Aim ▸ Filter out everything except lines holding "Enumerate".

[Entries from a visual dataset]
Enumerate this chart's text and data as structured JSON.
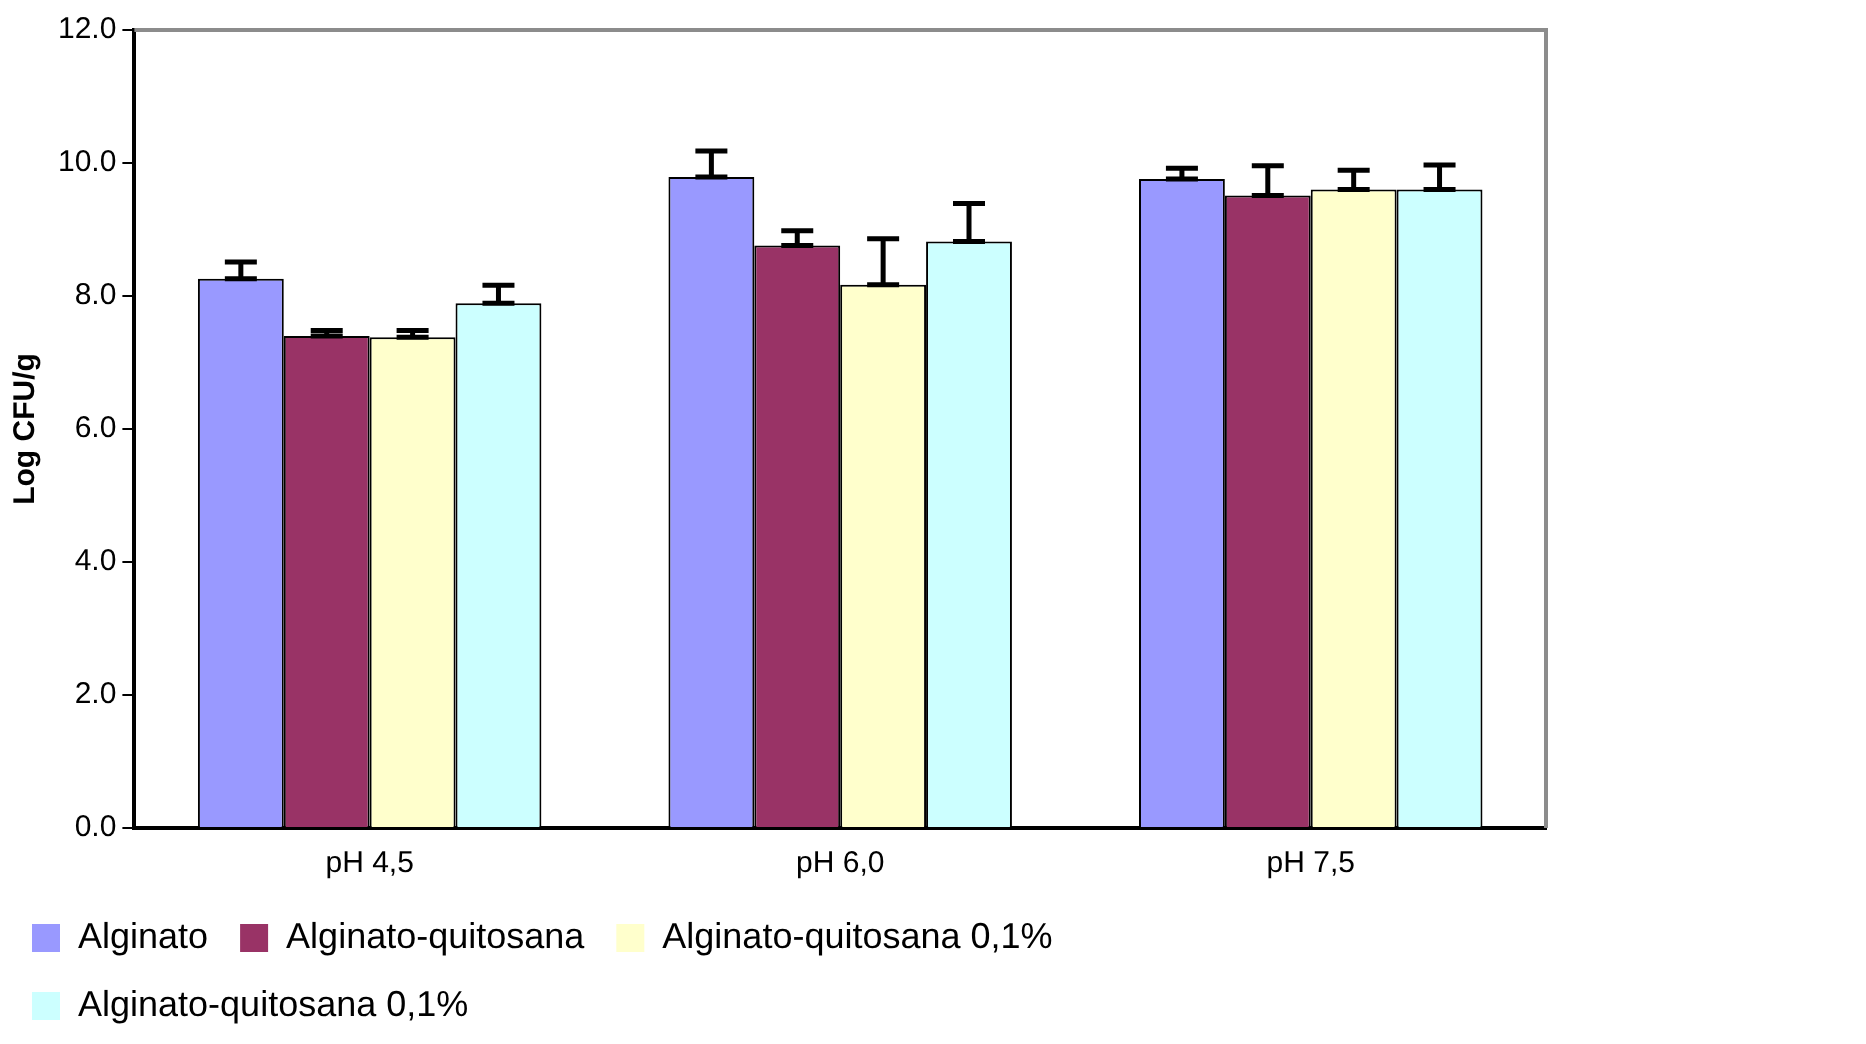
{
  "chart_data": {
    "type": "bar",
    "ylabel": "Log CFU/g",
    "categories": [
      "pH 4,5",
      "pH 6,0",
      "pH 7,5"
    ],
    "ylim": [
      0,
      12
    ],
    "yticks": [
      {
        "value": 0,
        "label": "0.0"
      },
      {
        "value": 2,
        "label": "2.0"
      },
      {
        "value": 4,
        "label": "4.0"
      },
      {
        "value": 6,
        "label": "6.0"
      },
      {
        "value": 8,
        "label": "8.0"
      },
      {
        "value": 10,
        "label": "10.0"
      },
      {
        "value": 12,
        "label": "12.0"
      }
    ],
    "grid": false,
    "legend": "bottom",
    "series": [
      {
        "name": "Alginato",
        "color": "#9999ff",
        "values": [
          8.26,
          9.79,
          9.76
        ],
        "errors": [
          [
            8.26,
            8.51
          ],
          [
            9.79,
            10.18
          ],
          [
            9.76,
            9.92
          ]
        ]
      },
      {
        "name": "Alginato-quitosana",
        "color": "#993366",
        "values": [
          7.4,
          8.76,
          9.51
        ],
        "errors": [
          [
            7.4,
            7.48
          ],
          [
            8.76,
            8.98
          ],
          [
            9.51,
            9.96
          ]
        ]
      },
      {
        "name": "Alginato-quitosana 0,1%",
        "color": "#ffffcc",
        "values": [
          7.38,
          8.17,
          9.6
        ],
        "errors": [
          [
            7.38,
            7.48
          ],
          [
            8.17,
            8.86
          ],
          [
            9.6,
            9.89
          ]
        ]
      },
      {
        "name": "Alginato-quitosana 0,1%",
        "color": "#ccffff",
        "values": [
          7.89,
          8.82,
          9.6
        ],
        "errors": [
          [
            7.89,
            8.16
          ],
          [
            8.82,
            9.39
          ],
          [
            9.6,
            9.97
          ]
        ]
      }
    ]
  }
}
* * *
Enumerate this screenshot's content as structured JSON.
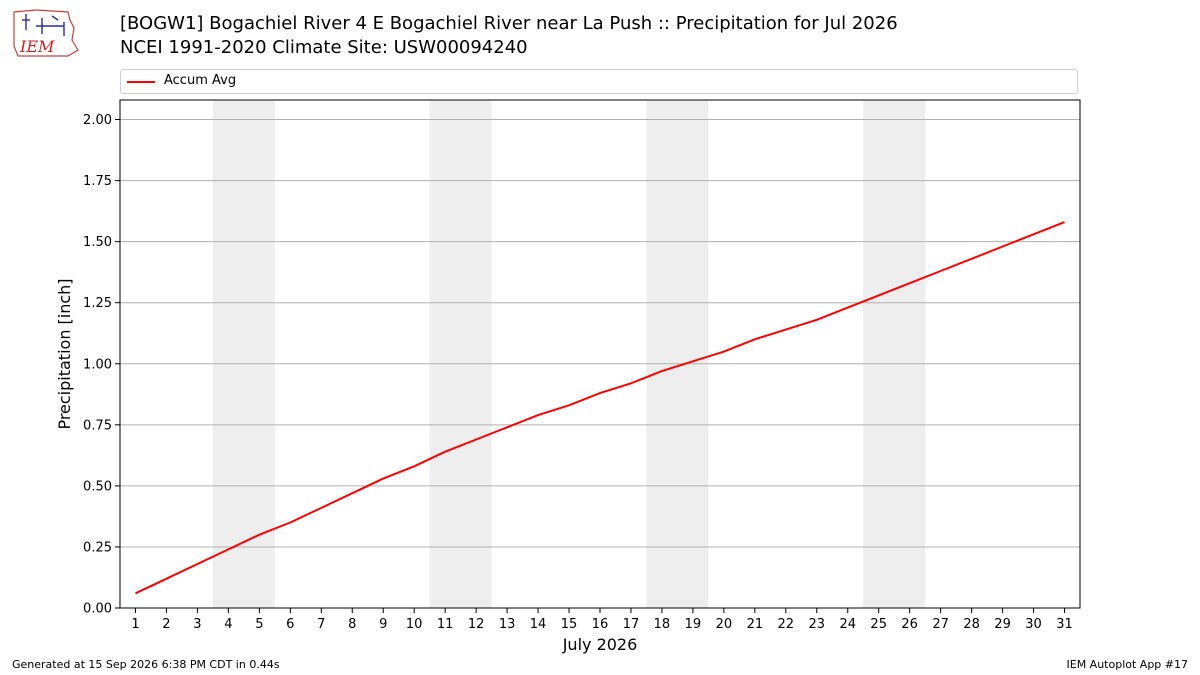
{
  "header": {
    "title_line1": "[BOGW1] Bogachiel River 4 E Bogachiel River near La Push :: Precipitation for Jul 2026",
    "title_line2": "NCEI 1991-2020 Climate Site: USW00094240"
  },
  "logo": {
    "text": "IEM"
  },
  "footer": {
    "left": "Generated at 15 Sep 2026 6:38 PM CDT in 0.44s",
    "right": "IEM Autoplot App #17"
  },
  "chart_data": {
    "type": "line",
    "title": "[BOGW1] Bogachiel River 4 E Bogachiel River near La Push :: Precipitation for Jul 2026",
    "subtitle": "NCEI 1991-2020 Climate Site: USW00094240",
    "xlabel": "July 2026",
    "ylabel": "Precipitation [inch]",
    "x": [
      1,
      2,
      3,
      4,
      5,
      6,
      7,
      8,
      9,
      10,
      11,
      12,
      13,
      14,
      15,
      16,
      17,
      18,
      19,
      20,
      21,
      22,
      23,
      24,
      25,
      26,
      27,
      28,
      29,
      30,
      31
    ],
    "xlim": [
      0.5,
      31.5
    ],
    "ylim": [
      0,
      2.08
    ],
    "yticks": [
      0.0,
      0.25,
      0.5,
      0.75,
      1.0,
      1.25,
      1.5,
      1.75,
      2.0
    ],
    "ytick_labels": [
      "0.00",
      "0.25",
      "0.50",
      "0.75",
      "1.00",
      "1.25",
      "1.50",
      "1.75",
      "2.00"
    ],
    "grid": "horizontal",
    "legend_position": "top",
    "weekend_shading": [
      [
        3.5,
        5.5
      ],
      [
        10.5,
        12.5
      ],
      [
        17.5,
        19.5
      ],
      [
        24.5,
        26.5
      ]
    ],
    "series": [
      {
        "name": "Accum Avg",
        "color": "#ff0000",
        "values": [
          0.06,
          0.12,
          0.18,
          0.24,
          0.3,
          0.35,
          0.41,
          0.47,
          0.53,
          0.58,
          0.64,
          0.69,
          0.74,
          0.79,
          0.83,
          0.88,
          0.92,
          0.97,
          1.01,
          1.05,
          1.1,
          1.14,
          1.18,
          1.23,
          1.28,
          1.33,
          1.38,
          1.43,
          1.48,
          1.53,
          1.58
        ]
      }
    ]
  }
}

Answer to this problem ▸
Enumerate this chart's text and data as structured JSON.
Enumerate this screenshot's content as structured JSON.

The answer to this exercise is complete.